What you have to do = Reproduce all the material exactly, minus any pictures it holds.

=== Items ===

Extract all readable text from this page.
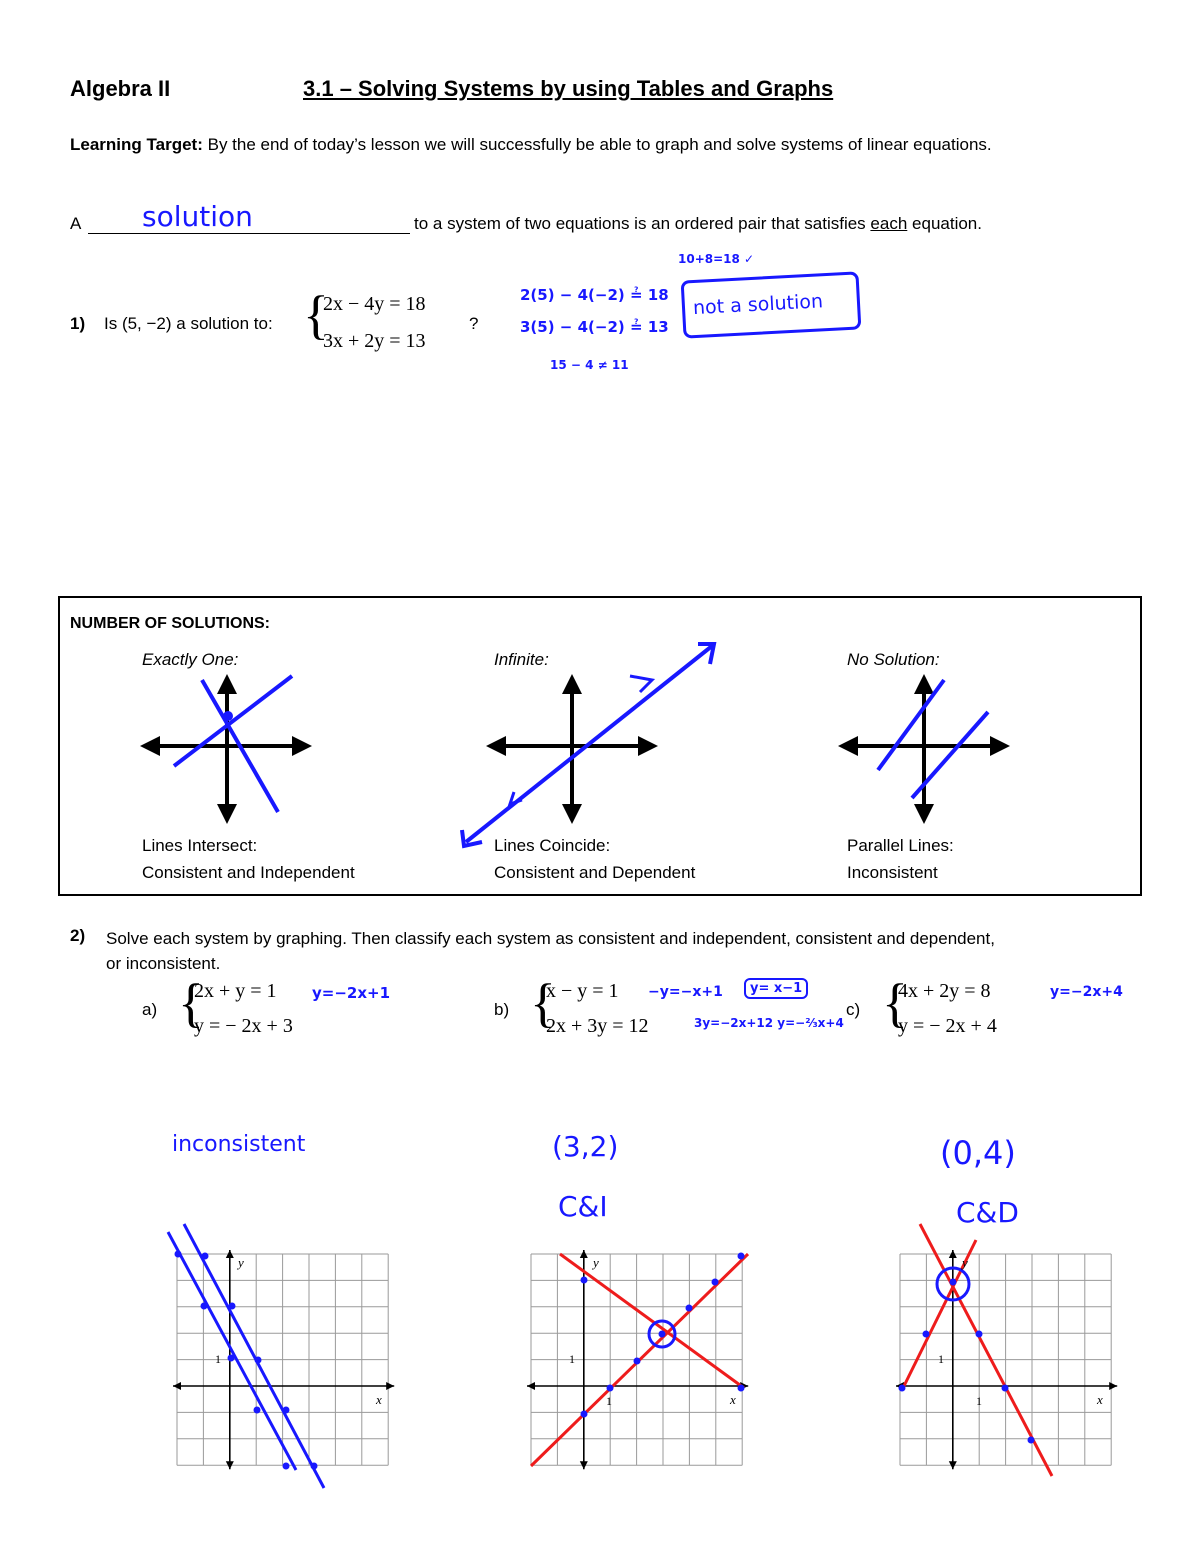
Algebra II	3.1 – Solving Systems by using Tables and Graphs
Learning Target: By the end of today’s lesson we will successfully be able to graph and solve systems of linear equations.
A solution	to a system of two equations is an ordered pair that satisfies each equation.
1) Is (5, −2) a solution to: {
2x − 4y = 18
3x + 2y = 13
?
2(5) − 4(−2) ≟ 18
3(5) − 4(−2) ≟ 13
15 − 4 ≠ 11
10+8=18 ✓
not a solution
NUMBER OF SOLUTIONS:
Exactly One:	Infinite:	No Solution:
Lines Intersect:
Consistent and Independent
Lines Coincide:
Consistent and Dependent
Parallel Lines:
Inconsistent
2) Solve each system by graphing. Then classify each system as consistent and independent, consistent and dependent,
or inconsistent.
a) {
2x + y = 1
y = − 2x + 3
y=−2x+1
b) {
x − y = 1
2x + 3y = 12
−y=−x+1	y= x−1
3y=−2x+12 y=−⅔x+4
c) {
4x + 2y = 8
y = − 2x + 4
y=−2x+4
inconsistent	(3,2)
C&I
(0,4)
C&D
y
x
1
y
x
1
y
x
1
1
1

===

Answer to this task =
Extract all readable text from this page.
Algebra II	3.1 – Solving Systems by using Tables and Graphs
Learning Target: By the end of today’s lesson we will successfully be able to graph and solve systems of linear equations.
A solution	to a system of two equations is an ordered pair that satisfies each equation.
1) Is (5, −2) a solution to: {
2x − 4y = 18
3x + 2y = 13
?
2(5) − 4(−2) ≟ 18
3(5) − 4(−2) ≟ 13
15 − 4 ≠ 11
10+8=18 ✓
not a solution
NUMBER OF SOLUTIONS:
Exactly One:	Infinite:	No Solution:
Lines Intersect:
Consistent and Independent
Lines Coincide:
Consistent and Dependent
Parallel Lines:
Inconsistent
2) Solve each system by graphing. Then classify each system as consistent and independent, consistent and dependent,
or inconsistent.
a) {
2x + y = 1
y = − 2x + 3
y=−2x+1
b) {
x − y = 1
2x + 3y = 12
−y=−x+1	y= x−1
3y=−2x+12 y=−⅔x+4
c) {
4x + 2y = 8
y = − 2x + 4
y=−2x+4
inconsistent	(3,2)
C&I
(0,4)
C&D
y
x
1
y
x
1
y
x
1
1
1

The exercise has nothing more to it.